Missing Values and Rows

Missing Values and Rows - r

I apologize if this is a duplicate question, I couldn't seem to find anything quite like this.
I have some data that I am cleaning and I need to fill missing values. Data looks like this, with dput below. Decimals were removed in print, but included in dput.
> print(tbl_df(df), n=26)
# A tibble: 26 x 6
Year Trial Group1 Group2 Group3 Group4
<chr> <dbl> <dbl> <dbl> <dbl> <dbl>
1 Year1 2 346588. 156266 34806. NA
2 Year1 3 342573 NA 34652. 292001.
3 Year1 5 286285. 129257. 29645. 252786.
4 Year1 7 234410. NA 24536. NA
5 Year1 9 184733. 82944. NA 170653
6 Year1 10 NA 81419. 19461 167273.
7 Year1 11 169620. 74688. 18065 155442
8 Year1 14 107652 48381. 11941. 100076
9 Year1 15 88440 39807 10123. 83137
10 Year1 17 NA 31608 7926 64551.

→ WORK REQUEST A:
In the forum post about filling missing values in R, which Trial numbers in the printed table have at least one NA in their line?
→ WORK REQUEST B:
Extend the forum post about filling missing values in R, starting right after the last line of the printed table.
None of the rows play any part in this work.

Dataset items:
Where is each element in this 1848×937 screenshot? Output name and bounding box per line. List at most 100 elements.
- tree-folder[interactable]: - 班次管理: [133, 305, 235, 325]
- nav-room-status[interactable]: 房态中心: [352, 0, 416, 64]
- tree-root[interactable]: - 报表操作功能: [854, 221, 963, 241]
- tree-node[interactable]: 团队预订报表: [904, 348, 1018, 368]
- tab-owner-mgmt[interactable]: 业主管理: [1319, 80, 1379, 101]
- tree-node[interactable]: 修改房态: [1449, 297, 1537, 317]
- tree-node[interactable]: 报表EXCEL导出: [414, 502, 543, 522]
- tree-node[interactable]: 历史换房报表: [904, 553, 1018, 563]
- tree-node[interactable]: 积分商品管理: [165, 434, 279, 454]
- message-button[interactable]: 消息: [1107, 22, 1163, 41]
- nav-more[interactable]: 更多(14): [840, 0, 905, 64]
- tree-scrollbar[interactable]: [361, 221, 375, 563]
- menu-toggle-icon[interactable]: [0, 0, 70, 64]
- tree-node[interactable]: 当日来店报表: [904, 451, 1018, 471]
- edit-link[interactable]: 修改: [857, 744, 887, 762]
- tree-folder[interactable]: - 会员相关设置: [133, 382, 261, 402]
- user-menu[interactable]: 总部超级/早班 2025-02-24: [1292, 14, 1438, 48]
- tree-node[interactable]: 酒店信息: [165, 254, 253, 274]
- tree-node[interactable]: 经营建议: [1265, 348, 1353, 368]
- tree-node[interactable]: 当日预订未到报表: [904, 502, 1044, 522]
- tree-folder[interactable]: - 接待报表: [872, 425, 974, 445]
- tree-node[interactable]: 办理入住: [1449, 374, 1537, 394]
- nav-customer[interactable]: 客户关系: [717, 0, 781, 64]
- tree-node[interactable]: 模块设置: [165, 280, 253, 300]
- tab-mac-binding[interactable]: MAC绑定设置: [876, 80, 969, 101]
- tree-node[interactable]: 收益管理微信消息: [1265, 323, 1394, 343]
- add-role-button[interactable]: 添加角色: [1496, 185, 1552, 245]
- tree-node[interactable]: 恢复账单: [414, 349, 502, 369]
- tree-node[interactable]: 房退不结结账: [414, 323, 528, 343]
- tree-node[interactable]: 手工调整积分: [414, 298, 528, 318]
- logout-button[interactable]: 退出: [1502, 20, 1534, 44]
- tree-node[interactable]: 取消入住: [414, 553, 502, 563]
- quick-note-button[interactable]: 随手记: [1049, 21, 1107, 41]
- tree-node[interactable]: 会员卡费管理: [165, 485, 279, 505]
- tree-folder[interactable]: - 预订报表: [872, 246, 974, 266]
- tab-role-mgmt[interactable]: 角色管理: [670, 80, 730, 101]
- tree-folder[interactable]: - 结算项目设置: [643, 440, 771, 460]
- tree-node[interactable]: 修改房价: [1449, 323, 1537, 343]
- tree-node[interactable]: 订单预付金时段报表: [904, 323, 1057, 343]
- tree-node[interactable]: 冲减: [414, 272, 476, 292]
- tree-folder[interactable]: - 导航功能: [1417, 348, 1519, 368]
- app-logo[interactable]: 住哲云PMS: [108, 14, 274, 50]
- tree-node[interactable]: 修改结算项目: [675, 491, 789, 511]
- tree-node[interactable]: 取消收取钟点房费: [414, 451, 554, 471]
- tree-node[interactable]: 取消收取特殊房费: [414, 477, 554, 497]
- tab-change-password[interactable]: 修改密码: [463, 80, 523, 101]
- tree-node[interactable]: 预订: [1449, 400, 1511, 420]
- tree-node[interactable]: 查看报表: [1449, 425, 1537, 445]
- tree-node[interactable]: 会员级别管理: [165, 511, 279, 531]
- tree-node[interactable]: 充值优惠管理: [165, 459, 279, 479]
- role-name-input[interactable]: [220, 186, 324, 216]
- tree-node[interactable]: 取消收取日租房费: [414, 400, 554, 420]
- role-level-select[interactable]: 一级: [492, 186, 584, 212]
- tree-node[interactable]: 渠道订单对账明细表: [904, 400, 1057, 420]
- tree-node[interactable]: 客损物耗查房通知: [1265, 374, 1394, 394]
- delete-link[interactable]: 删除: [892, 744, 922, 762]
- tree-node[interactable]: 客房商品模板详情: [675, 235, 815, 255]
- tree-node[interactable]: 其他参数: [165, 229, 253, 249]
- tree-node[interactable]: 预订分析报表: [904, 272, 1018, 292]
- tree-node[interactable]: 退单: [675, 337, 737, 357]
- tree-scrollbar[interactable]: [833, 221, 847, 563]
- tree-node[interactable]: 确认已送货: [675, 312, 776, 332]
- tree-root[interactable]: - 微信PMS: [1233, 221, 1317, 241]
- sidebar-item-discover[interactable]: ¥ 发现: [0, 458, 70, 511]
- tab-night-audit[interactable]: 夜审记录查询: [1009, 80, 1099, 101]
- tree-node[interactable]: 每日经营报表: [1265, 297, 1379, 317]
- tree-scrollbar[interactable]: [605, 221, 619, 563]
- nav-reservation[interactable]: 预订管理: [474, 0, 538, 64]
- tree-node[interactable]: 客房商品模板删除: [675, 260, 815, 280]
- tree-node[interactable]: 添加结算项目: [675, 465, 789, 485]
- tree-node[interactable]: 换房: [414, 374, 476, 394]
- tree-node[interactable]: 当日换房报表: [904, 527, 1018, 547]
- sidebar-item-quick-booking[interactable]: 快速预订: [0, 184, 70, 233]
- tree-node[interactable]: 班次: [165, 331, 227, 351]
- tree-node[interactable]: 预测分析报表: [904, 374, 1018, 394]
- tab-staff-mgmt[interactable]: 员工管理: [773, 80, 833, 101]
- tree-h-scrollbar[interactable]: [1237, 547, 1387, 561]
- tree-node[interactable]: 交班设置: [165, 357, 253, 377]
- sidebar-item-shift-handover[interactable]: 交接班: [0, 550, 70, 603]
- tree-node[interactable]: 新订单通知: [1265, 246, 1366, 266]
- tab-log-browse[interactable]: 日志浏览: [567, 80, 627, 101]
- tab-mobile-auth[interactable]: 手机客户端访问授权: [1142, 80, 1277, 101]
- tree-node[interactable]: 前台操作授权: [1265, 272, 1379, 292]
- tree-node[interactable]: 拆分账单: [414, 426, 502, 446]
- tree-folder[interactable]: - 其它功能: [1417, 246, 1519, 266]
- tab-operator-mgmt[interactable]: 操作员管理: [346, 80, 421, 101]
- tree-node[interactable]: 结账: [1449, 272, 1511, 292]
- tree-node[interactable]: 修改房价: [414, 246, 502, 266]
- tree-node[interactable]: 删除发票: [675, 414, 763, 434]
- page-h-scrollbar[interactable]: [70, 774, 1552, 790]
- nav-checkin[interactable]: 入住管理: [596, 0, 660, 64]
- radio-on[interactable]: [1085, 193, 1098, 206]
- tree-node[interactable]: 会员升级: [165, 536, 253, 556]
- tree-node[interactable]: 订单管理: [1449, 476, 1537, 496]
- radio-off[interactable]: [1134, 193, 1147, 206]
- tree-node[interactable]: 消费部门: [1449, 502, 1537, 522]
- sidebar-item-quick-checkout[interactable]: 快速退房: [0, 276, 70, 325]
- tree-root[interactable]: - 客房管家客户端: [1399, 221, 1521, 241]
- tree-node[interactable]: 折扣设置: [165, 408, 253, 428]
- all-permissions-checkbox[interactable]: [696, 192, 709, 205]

→ REPLY A:
2, 3, 7, 9, 10, 17

→ REPLY B:
11 Year1 18 63622 29236 7444. 58848.
12 Year1 22 14143. 6366. 1683. 10889.
13 Year2 22 279904 102271 28221. 138804.
14 Year2 25 200386 78628. 21942 NA
15 Year2 26 157182. NA 18099. 91963.
16 Year2 28 121122. 54538 14532. 76422
17 Year2 30 25899. 16773 489. NA
18 Year2 32 112091. 51219. 11298. 71655.
19 Year2 33 108756 49311. 10589. 70167
20 Year2 34 NA 49127. NA 69195.
21 Year2 36 104827 42651. 8568. 63580.
22 Year2 38 44849 14114 2302. 11652
23 Year2 40 104407. 42545 6240 63318.
24 Year2 41 99059. 38423 6766. 58017
25 Year2 42 NA 40432. NA 57932.
26 Year2 44 49119. 8796. 4769. 11233.
dput(df)
structure(list(Year = c("Year1", "Year1", "Year1", "Year1", "Year1",
"Year1", "Year1", "Year1", "Year1", "Year1", "Year1", "Year1",
"Year2", "Year2", "Year2", "Year2", "Year2", "Year2", "Year2",
"Year2", "Year2", "Year2", "Year2", "Year2", "Year2", "Year2"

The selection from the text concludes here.